# [DATA SUPPLIED]
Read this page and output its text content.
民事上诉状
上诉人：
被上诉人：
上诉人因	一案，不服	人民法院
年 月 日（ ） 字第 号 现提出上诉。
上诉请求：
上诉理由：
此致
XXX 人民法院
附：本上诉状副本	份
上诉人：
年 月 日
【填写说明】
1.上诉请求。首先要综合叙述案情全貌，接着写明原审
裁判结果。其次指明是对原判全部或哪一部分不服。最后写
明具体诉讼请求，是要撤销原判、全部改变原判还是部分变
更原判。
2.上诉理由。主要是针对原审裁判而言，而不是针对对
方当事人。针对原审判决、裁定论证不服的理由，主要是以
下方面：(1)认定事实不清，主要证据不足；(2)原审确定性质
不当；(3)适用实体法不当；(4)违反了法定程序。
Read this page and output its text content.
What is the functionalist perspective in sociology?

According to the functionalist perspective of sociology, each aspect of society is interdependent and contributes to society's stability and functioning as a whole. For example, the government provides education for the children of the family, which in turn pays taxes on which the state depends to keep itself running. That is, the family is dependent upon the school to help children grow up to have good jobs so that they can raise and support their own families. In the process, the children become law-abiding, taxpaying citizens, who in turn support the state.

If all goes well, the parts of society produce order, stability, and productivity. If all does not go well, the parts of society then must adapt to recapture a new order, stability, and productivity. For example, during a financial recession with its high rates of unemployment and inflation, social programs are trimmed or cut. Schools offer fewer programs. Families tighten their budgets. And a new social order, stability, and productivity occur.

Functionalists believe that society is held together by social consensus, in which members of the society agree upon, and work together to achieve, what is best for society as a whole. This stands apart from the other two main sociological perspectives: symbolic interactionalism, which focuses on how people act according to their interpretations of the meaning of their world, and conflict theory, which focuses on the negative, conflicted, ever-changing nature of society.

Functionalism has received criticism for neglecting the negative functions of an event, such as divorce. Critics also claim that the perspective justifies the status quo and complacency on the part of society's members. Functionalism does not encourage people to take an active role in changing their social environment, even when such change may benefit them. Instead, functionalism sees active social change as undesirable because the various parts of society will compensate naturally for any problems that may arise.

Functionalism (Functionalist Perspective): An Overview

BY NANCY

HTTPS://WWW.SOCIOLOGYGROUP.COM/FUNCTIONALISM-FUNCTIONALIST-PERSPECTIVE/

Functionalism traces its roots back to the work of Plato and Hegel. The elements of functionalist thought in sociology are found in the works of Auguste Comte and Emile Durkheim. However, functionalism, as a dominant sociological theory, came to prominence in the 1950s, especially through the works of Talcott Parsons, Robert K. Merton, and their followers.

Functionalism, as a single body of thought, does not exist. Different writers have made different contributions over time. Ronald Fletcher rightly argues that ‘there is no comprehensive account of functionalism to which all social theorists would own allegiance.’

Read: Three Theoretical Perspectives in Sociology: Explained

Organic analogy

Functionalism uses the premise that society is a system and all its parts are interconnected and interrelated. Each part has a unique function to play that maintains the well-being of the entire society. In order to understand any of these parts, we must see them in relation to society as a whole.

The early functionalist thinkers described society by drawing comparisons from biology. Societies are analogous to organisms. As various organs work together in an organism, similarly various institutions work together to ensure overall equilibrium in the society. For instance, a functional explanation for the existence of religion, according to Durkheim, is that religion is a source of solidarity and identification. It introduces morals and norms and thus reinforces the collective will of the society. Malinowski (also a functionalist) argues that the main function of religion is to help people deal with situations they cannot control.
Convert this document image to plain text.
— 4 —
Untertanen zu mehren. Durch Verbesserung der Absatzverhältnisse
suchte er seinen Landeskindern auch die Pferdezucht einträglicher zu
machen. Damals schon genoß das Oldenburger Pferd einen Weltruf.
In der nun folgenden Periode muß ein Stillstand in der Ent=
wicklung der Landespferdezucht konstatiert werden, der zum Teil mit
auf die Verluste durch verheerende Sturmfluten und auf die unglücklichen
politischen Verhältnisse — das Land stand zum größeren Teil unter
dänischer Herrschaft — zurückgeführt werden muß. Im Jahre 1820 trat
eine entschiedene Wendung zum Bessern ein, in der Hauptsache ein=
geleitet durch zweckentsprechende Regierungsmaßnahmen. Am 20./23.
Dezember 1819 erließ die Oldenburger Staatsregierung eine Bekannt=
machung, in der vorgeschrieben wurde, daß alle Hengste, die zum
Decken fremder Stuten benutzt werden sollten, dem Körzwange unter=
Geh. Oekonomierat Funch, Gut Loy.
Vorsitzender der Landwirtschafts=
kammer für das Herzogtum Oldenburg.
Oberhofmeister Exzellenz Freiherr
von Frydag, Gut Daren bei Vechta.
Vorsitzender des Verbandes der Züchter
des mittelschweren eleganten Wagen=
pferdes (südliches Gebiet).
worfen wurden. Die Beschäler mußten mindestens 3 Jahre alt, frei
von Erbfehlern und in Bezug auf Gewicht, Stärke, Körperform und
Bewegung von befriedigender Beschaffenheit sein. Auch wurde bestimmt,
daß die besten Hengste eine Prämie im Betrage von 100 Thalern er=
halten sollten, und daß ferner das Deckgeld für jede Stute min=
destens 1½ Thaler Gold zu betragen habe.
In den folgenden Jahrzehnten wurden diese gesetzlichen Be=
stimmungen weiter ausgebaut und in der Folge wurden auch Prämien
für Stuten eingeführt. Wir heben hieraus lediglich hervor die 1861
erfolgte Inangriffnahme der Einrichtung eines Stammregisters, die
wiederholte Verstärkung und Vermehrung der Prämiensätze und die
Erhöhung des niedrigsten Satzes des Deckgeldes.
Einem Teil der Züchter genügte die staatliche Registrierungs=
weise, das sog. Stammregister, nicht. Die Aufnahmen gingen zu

# [SHORT TASK]
Above are the records. Identify each line that contains the word "Teil".

# [CORRECT RESULT]
wicklung der Landespferdezucht konstatiert werden, der zum Teil mit
politischen Verhältnisse — das Land stand zum größeren Teil unter
Einem Teil der Züchter genügte die staatliche Registrierungs=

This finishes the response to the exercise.